Problem requirements:
Every record here should be printed again exactly.

- - - -

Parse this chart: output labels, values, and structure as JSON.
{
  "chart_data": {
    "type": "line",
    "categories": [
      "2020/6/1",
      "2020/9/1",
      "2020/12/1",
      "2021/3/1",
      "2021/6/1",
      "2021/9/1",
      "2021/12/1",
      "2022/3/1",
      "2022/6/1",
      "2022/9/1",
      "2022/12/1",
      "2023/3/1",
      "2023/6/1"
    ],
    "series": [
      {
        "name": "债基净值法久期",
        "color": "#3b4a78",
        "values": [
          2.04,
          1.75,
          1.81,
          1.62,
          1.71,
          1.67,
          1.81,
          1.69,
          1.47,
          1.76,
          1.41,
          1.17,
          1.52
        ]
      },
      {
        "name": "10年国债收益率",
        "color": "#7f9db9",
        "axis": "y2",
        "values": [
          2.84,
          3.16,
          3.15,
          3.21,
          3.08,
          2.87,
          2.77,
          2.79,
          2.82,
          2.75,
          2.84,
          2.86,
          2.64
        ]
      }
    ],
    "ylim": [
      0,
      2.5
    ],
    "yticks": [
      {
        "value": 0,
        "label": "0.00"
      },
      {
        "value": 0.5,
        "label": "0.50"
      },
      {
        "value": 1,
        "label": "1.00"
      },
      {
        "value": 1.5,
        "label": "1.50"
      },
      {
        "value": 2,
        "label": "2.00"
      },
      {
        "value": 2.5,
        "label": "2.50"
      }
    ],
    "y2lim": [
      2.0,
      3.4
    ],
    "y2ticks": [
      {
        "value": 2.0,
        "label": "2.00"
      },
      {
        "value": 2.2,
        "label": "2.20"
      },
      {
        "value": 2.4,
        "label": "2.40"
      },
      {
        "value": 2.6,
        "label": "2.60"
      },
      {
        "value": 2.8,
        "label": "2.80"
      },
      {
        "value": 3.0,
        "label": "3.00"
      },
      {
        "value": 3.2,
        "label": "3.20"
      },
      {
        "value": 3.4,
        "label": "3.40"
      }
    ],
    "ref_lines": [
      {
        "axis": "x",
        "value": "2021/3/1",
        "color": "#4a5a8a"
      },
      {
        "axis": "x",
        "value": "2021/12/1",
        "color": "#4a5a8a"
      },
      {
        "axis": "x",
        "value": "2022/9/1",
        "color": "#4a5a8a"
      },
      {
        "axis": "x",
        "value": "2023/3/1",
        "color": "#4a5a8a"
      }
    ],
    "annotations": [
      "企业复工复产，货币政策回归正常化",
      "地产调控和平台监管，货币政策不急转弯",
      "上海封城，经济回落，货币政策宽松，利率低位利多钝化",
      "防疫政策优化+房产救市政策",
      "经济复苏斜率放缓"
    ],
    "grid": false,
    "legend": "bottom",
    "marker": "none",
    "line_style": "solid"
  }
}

- - - -

Result for this exercise:
Parse this chart: output labels, values, and structure as JSON.
{
  "chart_data": {
    "type": "line",
    "categories": [
      "2020/6/1",
      "2020/9/1",
      "2020/12/1",
      "2021/3/1",
      "2021/6/1",
      "2021/9/1",
      "2021/12/1",
      "2022/3/1",
      "2022/6/1",
      "2022/9/1",
      "2022/12/1",
      "2023/3/1",
      "2023/6/1"
    ],
    "series": [
      {
        "name": "债基净值法久期",
        "color": "#3b4a78",
        "values": [
          2.04,
          1.75,
          1.81,
          1.62,
          1.71,
          1.67,
          1.81,
          1.69,
          1.47,
          1.76,
          1.41,
          1.17,
          1.52
        ]
      },
      {
        "name": "10年国债收益率",
        "color": "#7f9db9",
        "axis": "y2",
        "values": [
          2.84,
          3.16,
          3.15,
          3.21,
          3.08,
          2.87,
          2.77,
          2.79,
          2.82,
          2.75,
          2.84,
          2.86,
          2.64
        ]
      }
    ],
    "ylim": [
      0,
      2.5
    ],
    "yticks": [
      {
        "value": 0,
        "label": "0.00"
      },
      {
        "value": 0.5,
        "label": "0.50"
      },
      {
        "value": 1,
        "label": "1.00"
      },
      {
        "value": 1.5,
        "label": "1.50"
      },
      {
        "value": 2,
        "label": "2.00"
      },
      {
        "value": 2.5,
        "label": "2.50"
      }
    ],
    "y2lim": [
      2.0,
      3.4
    ],
    "y2ticks": [
      {
        "value": 2.0,
        "label": "2.00"
      },
      {
        "value": 2.2,
        "label": "2.20"
      },
      {
        "value": 2.4,
        "label": "2.40"
      },
      {
        "value": 2.6,
        "label": "2.60"
      },
      {
        "value": 2.8,
        "label": "2.80"
      },
      {
        "value": 3.0,
        "label": "3.00"
      },
      {
        "value": 3.2,
        "label": "3.20"
      },
      {
        "value": 3.4,
        "label": "3.40"
      }
    ],
    "ref_lines": [
      {
        "axis": "x",
        "value": "2021/3/1",
        "color": "#4a5a8a"
      },
      {
        "axis": "x",
        "value": "2021/12/1",
        "color": "#4a5a8a"
      },
      {
        "axis": "x",
        "value": "2022/9/1",
        "color": "#4a5a8a"
      },
      {
        "axis": "x",
        "value": "2023/3/1",
        "color": "#4a5a8a"
      }
    ],
    "annotations": [
      "企业复工复产，货币政策回归正常化",
      "地产调控和平台监管，货币政策不急转弯",
      "上海封城，经济回落，货币政策宽松，利率低位利多钝化",
      "防疫政策优化+房产救市政策",
      "经济复苏斜率放缓"
    ],
    "grid": false,
    "legend": "bottom",
    "marker": "none",
    "line_style": "solid"
  }
}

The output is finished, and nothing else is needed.